Selected passage:
%%

When I first contacted Christopher Hill, editor of Investorazzi.com, about doing a guest blog post he jumped at the chance and hit me with his idea for an educational post for our members. Truthfully this post is a LONG time coming. It delves into the Buffett world. Now most people either love his style or think he's just lucky.
Well read the article below and make your comments and thoughts known. Do you think Buffett will survive? Do you think Faber is crazy? Whatever it is let's get the comments rolling as this is a great topic.
Legendary stock investor Warren Buffett has been in the news a lot lately. This past weekend, the noise was all about Berkshire Hathaway, Buffett’s investment holding company. The Bloomberg website reported Saturday:
“Warren Buffett’s Berkshire Hathaway Inc. posted a fifth-straight profit drop, the longest streak of quarterly declines in at least 17 years, on losses from derivative bets tied to stock markets.
Fourth-quarter net income fell 96 percent to $117 million, or $76 a share, from $2.95 billion, or $1,904 a share, in the same period a year earlier, the Omaha, Nebraska-based firm said in its annual report. Book value per share, a measure of assets minus liabilities that Buffett highlights in his yearly letter to shareholders, slipped 9.6 percent for all of 2008, the worst performance since Buffett took control in 1965.”

%%

Dataset extract:
%%

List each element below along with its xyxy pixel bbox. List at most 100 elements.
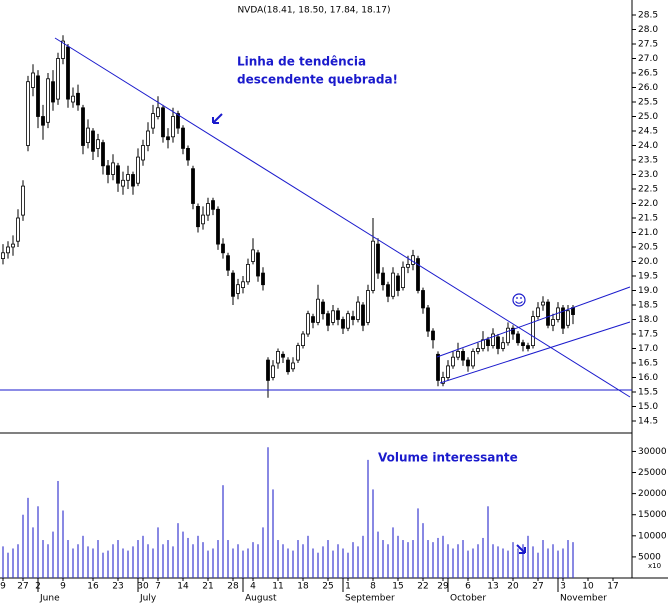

%%

Task goal:
Print the Buffett post word for word, starting at "When I first" and ending at "a great topic.". The lines have no role in any of this.

Answer:
When I first contacted Christopher Hill, editor of Investorazzi.com, about doing a guest blog post he jumped at the chance and hit me with his idea for an educational post for our members. Truthfully this post is a LONG time coming. It delves into the Buffett world. Now most people either love his style or think he's just lucky.
Well read the article below and make your comments and thoughts known. Do you think Buffett will survive? Do you think Faber is crazy? Whatever it is let's get the comments rolling as this is a great topic.